Given records>
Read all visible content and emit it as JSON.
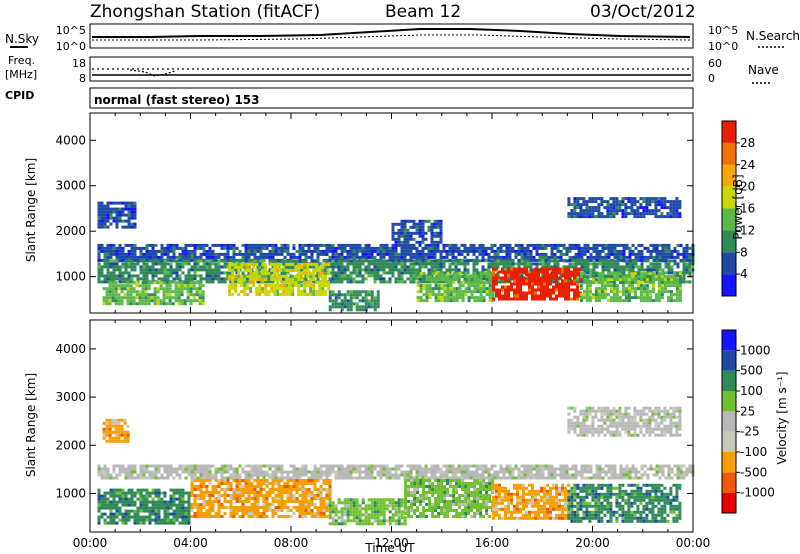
{
  "header": {
    "station": "Zhongshan Station (fitACF)",
    "beam": "Beam 12",
    "date": "03/Oct/2012"
  },
  "panels": {
    "nsky": {
      "left_label": "N.Sky",
      "right_label": "N.Search",
      "left_ticks": [
        "10^5",
        "10^0"
      ],
      "right_ticks": [
        "10^5",
        "10^0"
      ]
    },
    "freq": {
      "left_label_line1": "Freq.",
      "left_label_line2": "[MHz]",
      "right_label": "Nave",
      "left_ticks": [
        "18",
        "8"
      ],
      "right_ticks": [
        "60",
        "0"
      ]
    },
    "cpid": {
      "label": "CPID",
      "text": "normal (fast stereo) 153"
    }
  },
  "colors": {
    "power": [
      "#1414ff",
      "#1e4aa6",
      "#2f8a57",
      "#5bb94a",
      "#c8d800",
      "#f6a800",
      "#f07000",
      "#e82000"
    ],
    "velocity": [
      "#e80000",
      "#f05a00",
      "#f5a000",
      "#c8c8b8",
      "#b8b8b8",
      "#6ec030",
      "#2f8a57",
      "#1e4aa6",
      "#1414ff"
    ]
  },
  "chart_data": [
    {
      "type": "heatmap",
      "name": "power",
      "xlabel": "",
      "ylabel": "Slant Range [km]",
      "xlim": [
        0,
        24
      ],
      "ylim": [
        200,
        4600
      ],
      "y_ticks": [
        1000,
        2000,
        3000,
        4000
      ],
      "colorbar_label": "Power [dB]",
      "colorbar_ticks": [
        "4",
        "8",
        "12",
        "16",
        "20",
        "24",
        "28"
      ],
      "regions": [
        {
          "t0": 0.3,
          "t1": 24,
          "r0": 1380,
          "r1": 1720,
          "level": 1
        },
        {
          "t0": 0.3,
          "t1": 24,
          "r0": 900,
          "r1": 1380,
          "level": 2
        },
        {
          "t0": 0.5,
          "t1": 4.5,
          "r0": 400,
          "r1": 900,
          "level": 3
        },
        {
          "t0": 5.5,
          "t1": 9.5,
          "r0": 600,
          "r1": 1300,
          "level": 4
        },
        {
          "t0": 9.5,
          "t1": 11.5,
          "r0": 300,
          "r1": 700,
          "level": 2
        },
        {
          "t0": 13,
          "t1": 16,
          "r0": 450,
          "r1": 1100,
          "level": 3
        },
        {
          "t0": 16,
          "t1": 19.5,
          "r0": 500,
          "r1": 1200,
          "level": 7
        },
        {
          "t0": 19.5,
          "t1": 23.5,
          "r0": 450,
          "r1": 1100,
          "level": 3
        },
        {
          "t0": 19,
          "t1": 23.5,
          "r0": 2350,
          "r1": 2750,
          "level": 1
        },
        {
          "t0": 0.3,
          "t1": 1.8,
          "r0": 2100,
          "r1": 2650,
          "level": 1
        },
        {
          "t0": 12,
          "t1": 14,
          "r0": 1750,
          "r1": 2250,
          "level": 1
        }
      ]
    },
    {
      "type": "heatmap",
      "name": "velocity",
      "xlabel": "Time UT",
      "ylabel": "Slant Range [km]",
      "xlim": [
        0,
        24
      ],
      "ylim": [
        200,
        4600
      ],
      "x_ticks": [
        "00:00",
        "04:00",
        "08:00",
        "12:00",
        "16:00",
        "20:00",
        "00:00"
      ],
      "y_ticks": [
        1000,
        2000,
        3000,
        4000
      ],
      "colorbar_label": "Velocity [m s⁻¹]",
      "colorbar_ticks": [
        "-1000",
        "-500",
        "-100",
        "-25",
        "25",
        "100",
        "500",
        "1000"
      ],
      "regions": [
        {
          "t0": 0.3,
          "t1": 24,
          "r0": 1350,
          "r1": 1600,
          "level": 4
        },
        {
          "t0": 0.3,
          "t1": 4.0,
          "r0": 400,
          "r1": 1100,
          "level": 6
        },
        {
          "t0": 4.0,
          "t1": 9.5,
          "r0": 500,
          "r1": 1300,
          "level": 2
        },
        {
          "t0": 9.5,
          "t1": 12.5,
          "r0": 400,
          "r1": 900,
          "level": 5
        },
        {
          "t0": 12.5,
          "t1": 16.0,
          "r0": 500,
          "r1": 1300,
          "level": 5
        },
        {
          "t0": 16.0,
          "t1": 19.0,
          "r0": 500,
          "r1": 1200,
          "level": 2
        },
        {
          "t0": 19.0,
          "t1": 23.5,
          "r0": 450,
          "r1": 1200,
          "level": 6
        },
        {
          "t0": 19.0,
          "t1": 23.5,
          "r0": 2200,
          "r1": 2800,
          "level": 4
        },
        {
          "t0": 0.5,
          "t1": 1.5,
          "r0": 2100,
          "r1": 2550,
          "level": 2
        }
      ]
    }
  ]
}
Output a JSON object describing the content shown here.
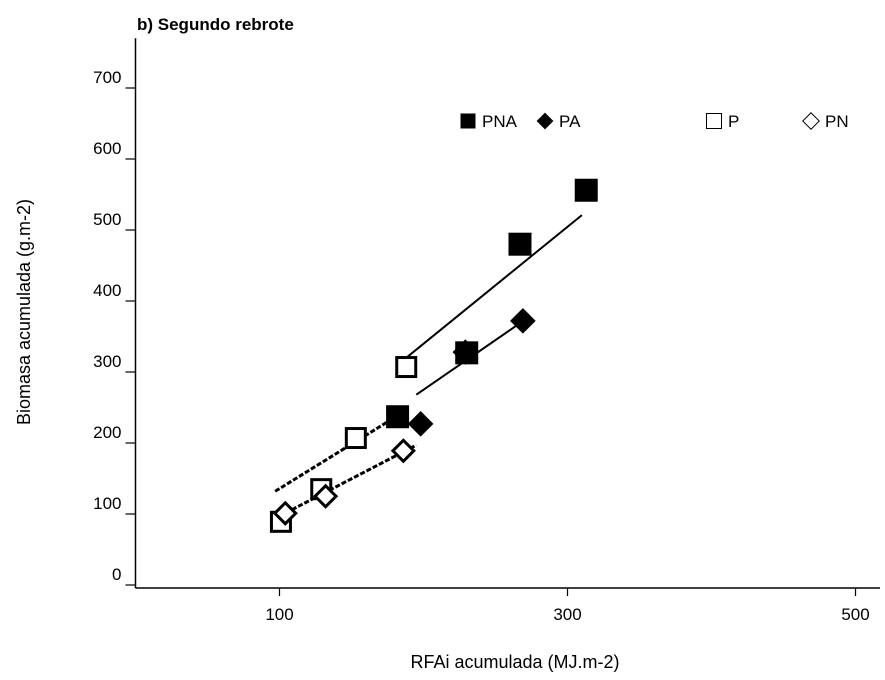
{
  "chart_data": {
    "type": "scatter",
    "title": "b) Segundo rebrote",
    "x_label": "RFAi acumulada (MJ.m-2)",
    "y_label": "Biomasa acumulada (g.m-2)",
    "xlim": [
      0,
      517
    ],
    "ylim": [
      0,
      770
    ],
    "xticks": [
      100,
      300,
      500
    ],
    "yticks": [
      0,
      100,
      200,
      300,
      400,
      500,
      600,
      700
    ],
    "legend": "top-right",
    "series": [
      {
        "name": "PNA",
        "marker": "square",
        "filled": true,
        "color": "#000000",
        "x": [
          182,
          230,
          267,
          313
        ],
        "y": [
          237,
          327,
          480,
          556
        ]
      },
      {
        "name": "PA",
        "marker": "diamond",
        "filled": true,
        "color": "#000000",
        "x": [
          198,
          229,
          269
        ],
        "y": [
          227,
          328,
          372
        ]
      },
      {
        "name": "P",
        "marker": "square",
        "filled": false,
        "color": "#000000",
        "x": [
          101,
          129,
          153,
          188
        ],
        "y": [
          89,
          135,
          207,
          307
        ]
      },
      {
        "name": "PN",
        "marker": "diamond",
        "filled": false,
        "color": "#000000",
        "x": [
          104,
          132,
          186
        ],
        "y": [
          101,
          125,
          189
        ]
      }
    ],
    "trend_lines": [
      {
        "style": "solid",
        "x": [
          188,
          310
        ],
        "y": [
          320,
          521
        ]
      },
      {
        "style": "solid",
        "x": [
          195,
          270
        ],
        "y": [
          268,
          373
        ]
      },
      {
        "style": "dashed",
        "x": [
          97,
          188
        ],
        "y": [
          132,
          246
        ]
      },
      {
        "style": "dashed",
        "x": [
          100,
          195
        ],
        "y": [
          97,
          197
        ]
      }
    ]
  }
}
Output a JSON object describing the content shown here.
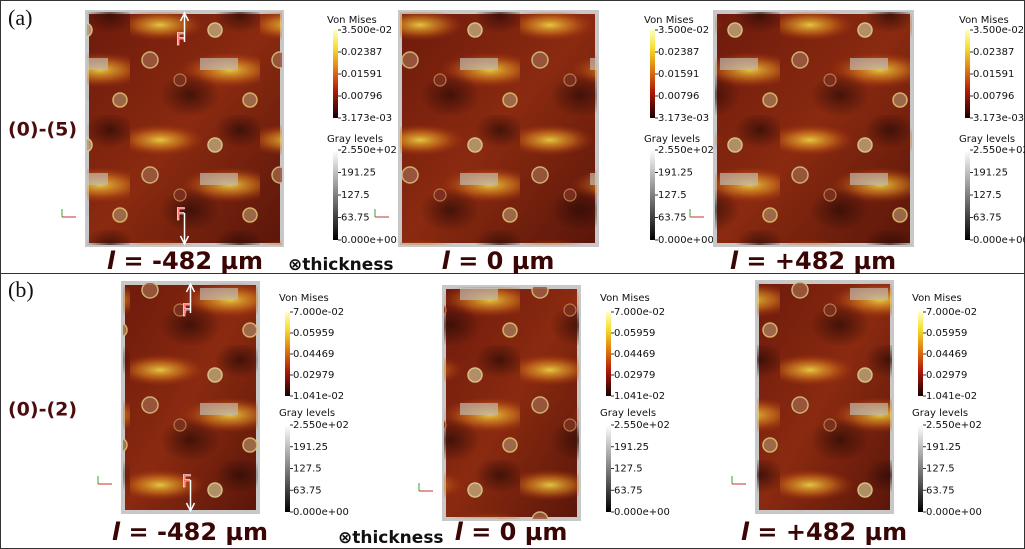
{
  "panels": [
    {
      "label": "(a)",
      "row_label": "(0)-(5)",
      "force_label": "F",
      "thickness": "⊗thickness",
      "maps": [
        {
          "variable": "l",
          "caption": " = -482 µm"
        },
        {
          "variable": "l",
          "caption": " = 0 µm"
        },
        {
          "variable": "l",
          "caption": " = +482 µm"
        }
      ],
      "von_mises": {
        "title": "Von Mises",
        "ticks": [
          "3.500e-02",
          "0.02387",
          "0.01591",
          "0.00796",
          "3.173e-03"
        ]
      },
      "gray_levels": {
        "title": "Gray levels",
        "ticks": [
          "2.550e+02",
          "191.25",
          "127.5",
          "63.75",
          "0.000e+00"
        ]
      }
    },
    {
      "label": "(b)",
      "row_label": "(0)-(2)",
      "force_label": "F",
      "thickness": "⊗thickness",
      "maps": [
        {
          "variable": "l",
          "caption": " = -482 µm"
        },
        {
          "variable": "l",
          "caption": " = 0 µm"
        },
        {
          "variable": "l",
          "caption": " = +482 µm"
        }
      ],
      "von_mises": {
        "title": "Von Mises",
        "ticks": [
          "7.000e-02",
          "0.05959",
          "0.04469",
          "0.02979",
          "1.041e-02"
        ]
      },
      "gray_levels": {
        "title": "Gray levels",
        "ticks": [
          "2.550e+02",
          "191.25",
          "127.5",
          "63.75",
          "0.000e+00"
        ]
      }
    }
  ]
}
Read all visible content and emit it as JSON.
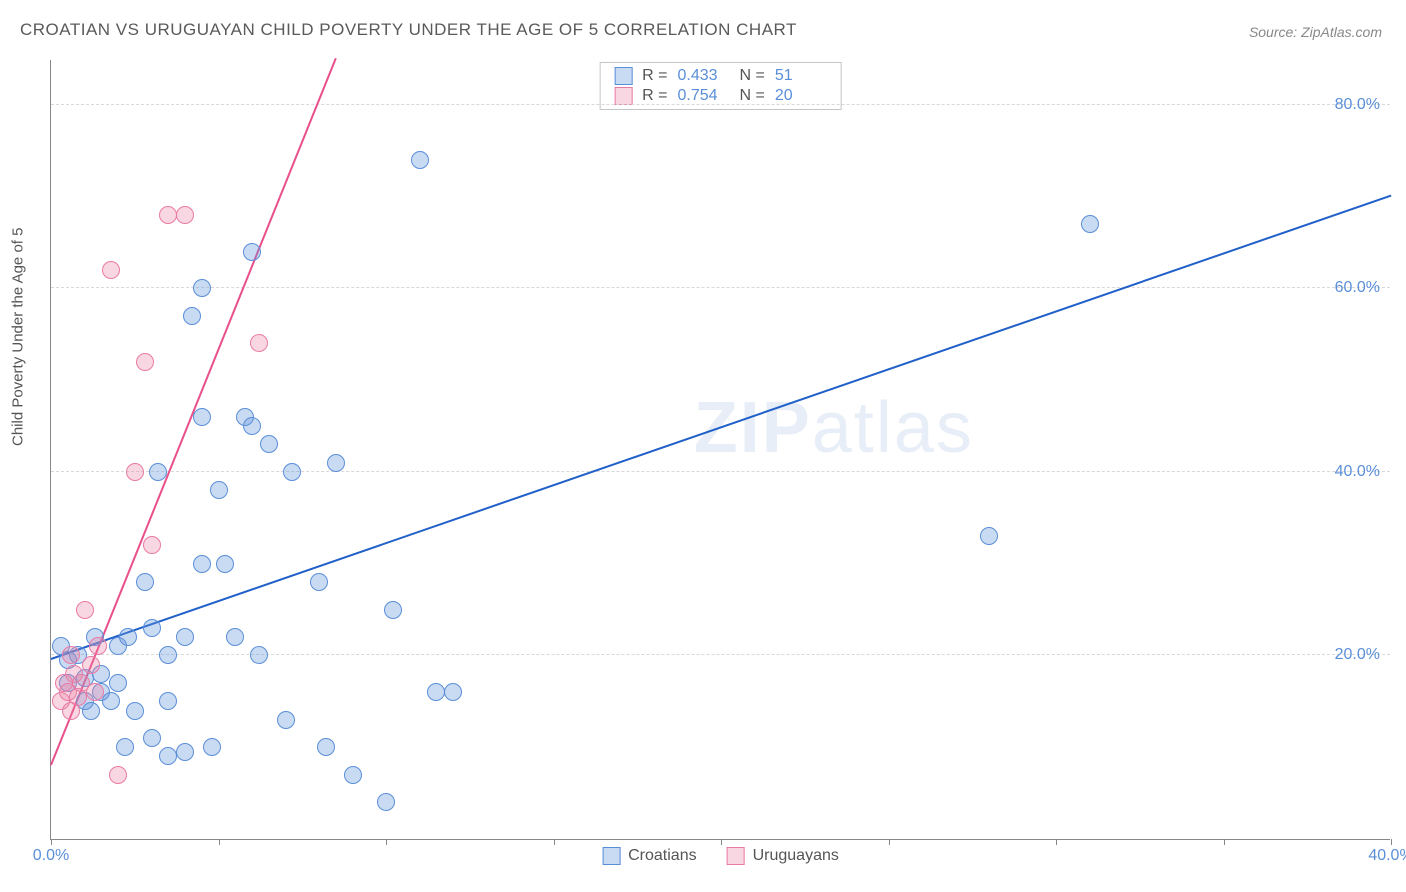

What to produce> Each line above that holds the string "name" should be copied and shown.

The output>
      "name": "power",
      "name": "velocity",
        "name": "PNA",
        "name": "PA",
        "name": "P",
        "name": "PN",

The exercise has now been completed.